Task description: Scan the entries below and extract each line with the word "image" in it.

Given records:
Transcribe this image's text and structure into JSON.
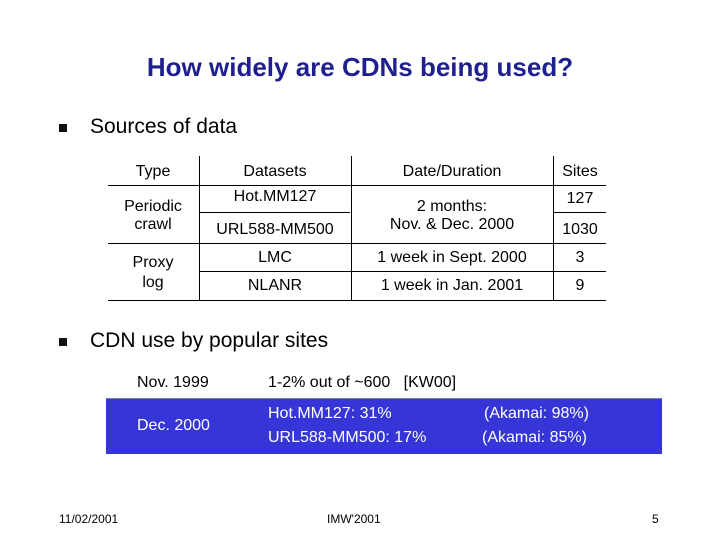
{
  "title": "How widely are CDNs being used?",
  "bullets": {
    "sources": "Sources of data",
    "cdn_use": "CDN use by popular sites"
  },
  "table": {
    "headers": [
      "Type",
      "Datasets",
      "Date/Duration",
      "Sites"
    ],
    "periodic": {
      "type_line1": "Periodic",
      "type_line2": "crawl",
      "dataset1": "Hot.MM127",
      "dataset2": "URL588-MM500",
      "duration_line1": "2 months:",
      "duration_line2": "Nov. & Dec. 2000",
      "sites1": "127",
      "sites2": "1030"
    },
    "proxy": {
      "type_line1": "Proxy",
      "type_line2": "log",
      "dataset1": "LMC",
      "dataset2": "NLANR",
      "duration1": "1 week in Sept. 2000",
      "duration2": "1 week in Jan. 2001",
      "sites1": "3",
      "sites2": "9"
    }
  },
  "cdn_box": {
    "row1_date": "Nov. 1999",
    "row1_text": "1-2% out of ~600   [KW00]",
    "row2_date": "Dec. 2000",
    "row2_line1_left": "Hot.MM127: 31%",
    "row2_line1_right": "(Akamai: 98%)",
    "row2_line2_left": "URL588-MM500: 17%",
    "row2_line2_right": "(Akamai: 85%)"
  },
  "footer": {
    "date": "11/02/2001",
    "venue": "IMW'2001",
    "page": "5"
  },
  "colors": {
    "title": "#1f1f8f",
    "box_highlight": "#3636d8"
  }
}
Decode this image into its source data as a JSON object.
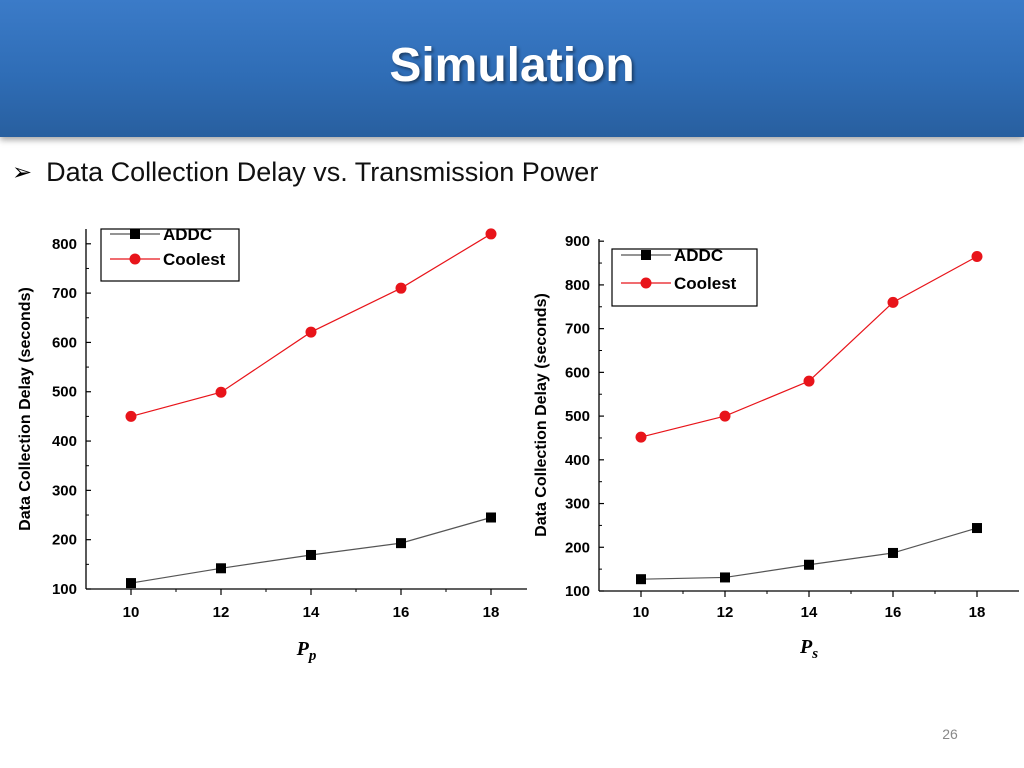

Answer below:
Transcribe this image's text and structure into JSON.
Decode this image into its source data as a JSON object.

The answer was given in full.